**Task description:**
Examine each line of the data. Copy those that contain the string "text".

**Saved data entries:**
◇ ◇ ◇ ◇ ◇ ◇ ◇
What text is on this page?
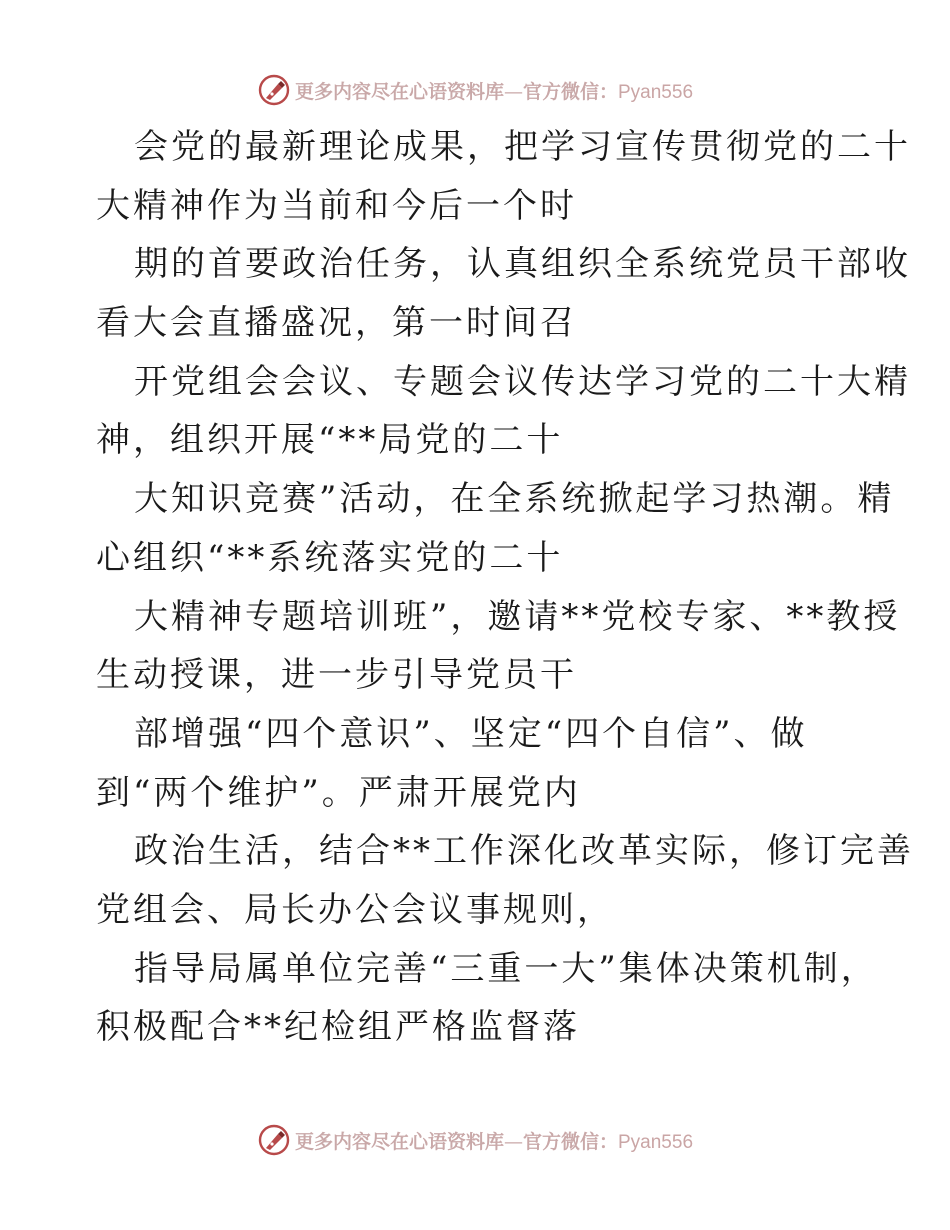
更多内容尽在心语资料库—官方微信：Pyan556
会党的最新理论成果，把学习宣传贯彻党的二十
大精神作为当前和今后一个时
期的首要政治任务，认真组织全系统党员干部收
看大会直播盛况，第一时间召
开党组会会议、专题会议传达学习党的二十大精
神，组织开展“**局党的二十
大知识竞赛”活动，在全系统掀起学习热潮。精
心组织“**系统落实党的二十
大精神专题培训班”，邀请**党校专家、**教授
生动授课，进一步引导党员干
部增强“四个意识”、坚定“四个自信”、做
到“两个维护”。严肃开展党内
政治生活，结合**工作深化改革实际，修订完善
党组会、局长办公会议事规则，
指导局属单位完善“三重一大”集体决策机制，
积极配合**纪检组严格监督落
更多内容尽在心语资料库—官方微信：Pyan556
◇ ◇ ◇ ◇ ◇ ◇ ◇
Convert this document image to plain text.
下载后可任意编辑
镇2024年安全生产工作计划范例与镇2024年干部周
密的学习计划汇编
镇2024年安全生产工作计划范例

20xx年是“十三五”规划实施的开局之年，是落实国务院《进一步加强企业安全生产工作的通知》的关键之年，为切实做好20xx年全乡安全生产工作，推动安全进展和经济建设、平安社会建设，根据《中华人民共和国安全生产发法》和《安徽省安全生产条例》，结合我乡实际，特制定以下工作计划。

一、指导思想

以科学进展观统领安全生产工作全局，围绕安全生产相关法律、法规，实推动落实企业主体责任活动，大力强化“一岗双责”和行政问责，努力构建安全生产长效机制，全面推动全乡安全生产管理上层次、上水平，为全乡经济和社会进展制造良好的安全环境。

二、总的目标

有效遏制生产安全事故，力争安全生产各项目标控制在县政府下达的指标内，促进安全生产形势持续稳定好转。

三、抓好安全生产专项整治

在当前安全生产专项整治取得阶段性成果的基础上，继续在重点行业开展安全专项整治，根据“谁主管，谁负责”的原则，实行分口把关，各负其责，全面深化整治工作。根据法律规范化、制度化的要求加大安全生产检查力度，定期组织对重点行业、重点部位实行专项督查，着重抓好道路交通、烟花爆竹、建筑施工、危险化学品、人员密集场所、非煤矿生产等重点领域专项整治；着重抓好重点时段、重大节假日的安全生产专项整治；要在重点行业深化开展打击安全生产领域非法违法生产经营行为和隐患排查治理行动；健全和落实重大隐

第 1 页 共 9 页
◇ ◇ ◇ ◇ ◇ ◇ ◇
**Result:**
What text is on this page?
Convert this document image to plain text.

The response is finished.